§ **Quoted text**
◇ ◇ ◇ ◇ ◇

As You may see the clear tape was attached before glueing the spacers.
You can also see the softly serrated rim of the sheet.
Tensioning jigs have been shown before in other threads.
In basic You need only Tension in the long vertical direction, but You can´t simply use a flat tensioning jig.
There are two constructional ways.
The first is to use two fixed guides, mounted to a frame, one each positioned to the top and low end of the panel with a distance a bit larger than the panel itself.
The guides should have the same curvature as the panel and soft shaped edges so that the membrane can´t be ripped and is able to ´glide´ over the edge of the guides.
The membrane is pulled from the roll and laid over the guides with considerable overhead.
The ends of the membrane may then be fixed/clamped in a single point, of which one may be positioned fixed, while the other shall be moveable.
A weight, or a lever or a screwing mechanism may be attached to the moveable clamp that allows to exert sufficient pulling force on the membrane.
The long vertical parts of the frame may be used to put tape on the membrane and the frame to exert just a tiny amount of horizontal tension to only straighten small wrinkles on the membrane.
The second method is to make the guides thicker and use a material where double sided tape adheres to very well.

◇ ◇ ◇ ◇ ◇

Reproduce the passage above on tensioning the panel membrane word for word, in full.

§ **Dataset section**
◇ ◇ ◇ ◇ ◇

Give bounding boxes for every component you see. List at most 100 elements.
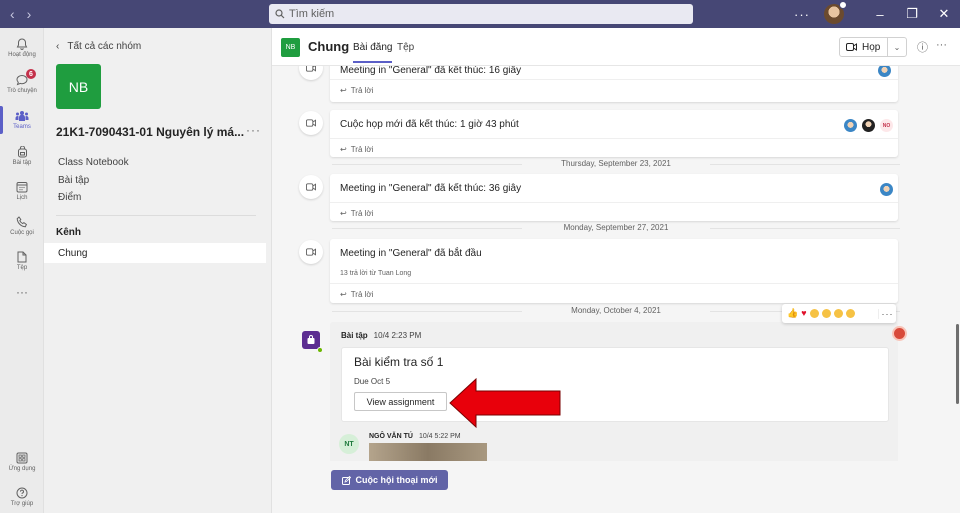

◇ ◇ ◇ ◇ ◇

§ **Complete answer**
As You may see the clear tape was attached before glueing the spacers.
You can also see the softly serrated rim of the sheet.
Tensioning jigs have been shown before in other threads.
In basic You need only Tension in the long vertical direction, but You can´t simply use a flat tensioning jig.
There are two constructional ways.
The first is to use two fixed guides, mounted to a frame, one each positioned to the top and low end of the panel with a distance a bit larger than the panel itself.
The guides should have the same curvature as the panel and soft shaped edges so that the membrane can´t be ripped and is able to ´glide´ over the edge of the guides.
The membrane is pulled from the roll and laid over the guides with considerable overhead.
The ends of the membrane may then be fixed/clamped in a single point, of which one may be positioned fixed, while the other shall be moveable.
A weight, or a lever or a screwing mechanism may be attached to the moveable clamp that allows to exert sufficient pulling force on the membrane.
The long vertical parts of the frame may be used to put tape on the membrane and the frame to exert just a tiny amount of horizontal tension to only straighten small wrinkles on the membrane.
The second method is to make the guides thicker and use a material where double sided tape adheres to very well.